* Begin DATASET RECORDS *
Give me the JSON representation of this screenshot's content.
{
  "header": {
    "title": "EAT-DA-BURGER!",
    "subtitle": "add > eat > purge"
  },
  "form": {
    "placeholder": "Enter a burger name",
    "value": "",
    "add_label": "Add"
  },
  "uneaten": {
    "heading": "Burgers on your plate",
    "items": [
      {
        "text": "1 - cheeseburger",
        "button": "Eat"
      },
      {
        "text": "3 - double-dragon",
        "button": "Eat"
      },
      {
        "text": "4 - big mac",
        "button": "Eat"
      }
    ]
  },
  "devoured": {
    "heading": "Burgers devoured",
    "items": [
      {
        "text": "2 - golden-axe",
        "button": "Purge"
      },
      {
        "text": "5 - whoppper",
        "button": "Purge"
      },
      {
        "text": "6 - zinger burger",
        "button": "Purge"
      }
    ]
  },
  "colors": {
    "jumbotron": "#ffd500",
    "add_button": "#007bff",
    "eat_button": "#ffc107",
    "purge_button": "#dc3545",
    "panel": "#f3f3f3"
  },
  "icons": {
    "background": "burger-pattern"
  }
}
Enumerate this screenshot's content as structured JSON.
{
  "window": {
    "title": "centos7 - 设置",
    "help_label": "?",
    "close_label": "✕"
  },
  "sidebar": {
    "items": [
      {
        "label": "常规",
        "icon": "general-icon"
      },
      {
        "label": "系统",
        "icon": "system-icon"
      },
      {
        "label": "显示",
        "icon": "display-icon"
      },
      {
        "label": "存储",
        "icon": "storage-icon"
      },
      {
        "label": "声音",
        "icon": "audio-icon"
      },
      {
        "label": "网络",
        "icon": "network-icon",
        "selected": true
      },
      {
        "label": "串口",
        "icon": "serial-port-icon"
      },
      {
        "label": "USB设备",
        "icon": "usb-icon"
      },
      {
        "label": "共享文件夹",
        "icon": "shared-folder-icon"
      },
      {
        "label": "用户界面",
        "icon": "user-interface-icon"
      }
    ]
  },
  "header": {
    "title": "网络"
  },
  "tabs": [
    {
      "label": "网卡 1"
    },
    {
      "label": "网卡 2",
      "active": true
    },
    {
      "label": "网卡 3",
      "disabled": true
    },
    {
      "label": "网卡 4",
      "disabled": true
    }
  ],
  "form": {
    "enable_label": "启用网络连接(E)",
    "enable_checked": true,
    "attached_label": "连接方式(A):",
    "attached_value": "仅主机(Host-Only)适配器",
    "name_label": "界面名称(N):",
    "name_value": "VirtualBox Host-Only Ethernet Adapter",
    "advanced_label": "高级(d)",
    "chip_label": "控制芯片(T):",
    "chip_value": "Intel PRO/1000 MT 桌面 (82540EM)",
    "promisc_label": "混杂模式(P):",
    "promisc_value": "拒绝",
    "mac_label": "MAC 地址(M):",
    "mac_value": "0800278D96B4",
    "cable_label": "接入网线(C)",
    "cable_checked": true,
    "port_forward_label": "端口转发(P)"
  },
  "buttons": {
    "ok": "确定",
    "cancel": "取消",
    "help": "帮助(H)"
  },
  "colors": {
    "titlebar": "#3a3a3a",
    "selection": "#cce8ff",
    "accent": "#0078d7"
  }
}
* End DATASET RECORDS *
Show every line in the entries where the string "Burgers" occurs.

ANSWER BELOW:
    "heading": "Burgers on your plate",
    "heading": "Burgers devoured",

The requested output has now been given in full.